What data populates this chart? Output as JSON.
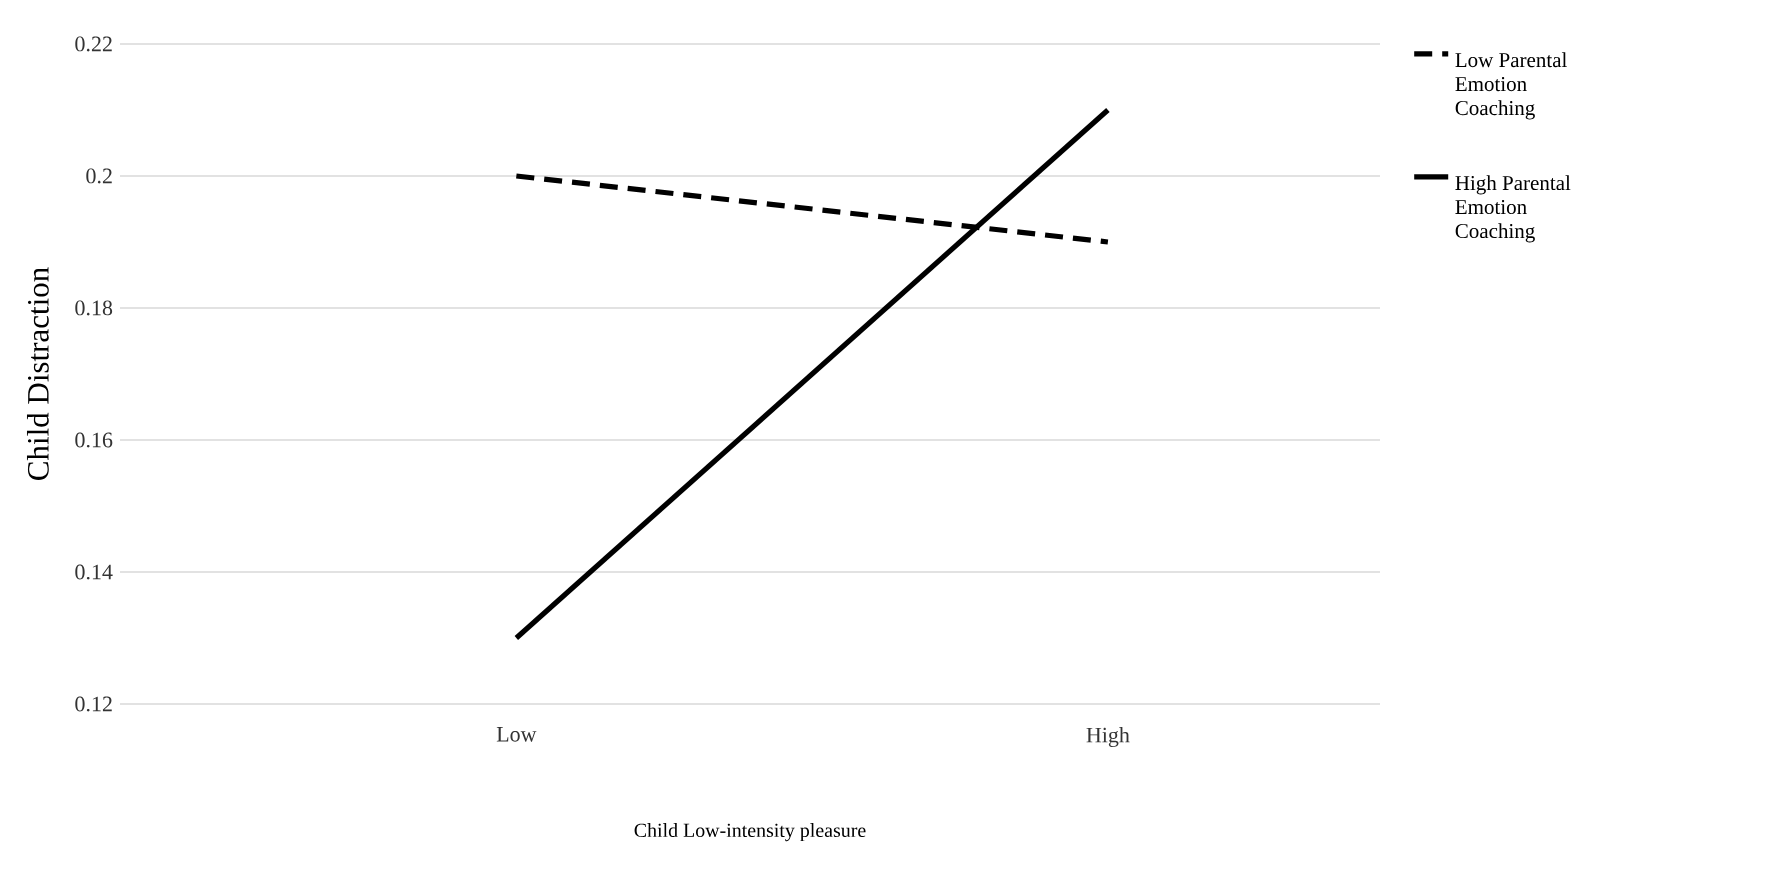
{
  "chart_data": {
    "type": "line",
    "xlabel": "Child Low-intensity pleasure",
    "ylabel": "Child Distraction",
    "categories": [
      "Low",
      "High"
    ],
    "series": [
      {
        "name": "Low Parental Emotion Coaching",
        "color": "#000000",
        "line_style": "dashed",
        "values": [
          0.2,
          0.19
        ]
      },
      {
        "name": "High Parental Emotion Coaching",
        "color": "#000000",
        "line_style": "solid",
        "values": [
          0.13,
          0.21
        ]
      }
    ],
    "ylim": [
      0.12,
      0.22
    ],
    "yticks": [
      0.12,
      0.14,
      0.16,
      0.18,
      0.2,
      0.22
    ],
    "grid": "y",
    "legend": "right",
    "marker": "none"
  }
}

============

Reproduce all of the data exactly, omitting each picture it holds.

What data populates this chart? Output as JSON.
{
  "chart_data": {
    "type": "line",
    "xlabel": "Child Low-intensity pleasure",
    "ylabel": "Child Distraction",
    "categories": [
      "Low",
      "High"
    ],
    "series": [
      {
        "name": "Low Parental Emotion Coaching",
        "color": "#000000",
        "line_style": "dashed",
        "values": [
          0.2,
          0.19
        ]
      },
      {
        "name": "High Parental Emotion Coaching",
        "color": "#000000",
        "line_style": "solid",
        "values": [
          0.13,
          0.21
        ]
      }
    ],
    "ylim": [
      0.12,
      0.22
    ],
    "yticks": [
      0.12,
      0.14,
      0.16,
      0.18,
      0.2,
      0.22
    ],
    "grid": "y",
    "legend": "right",
    "marker": "none"
  }
}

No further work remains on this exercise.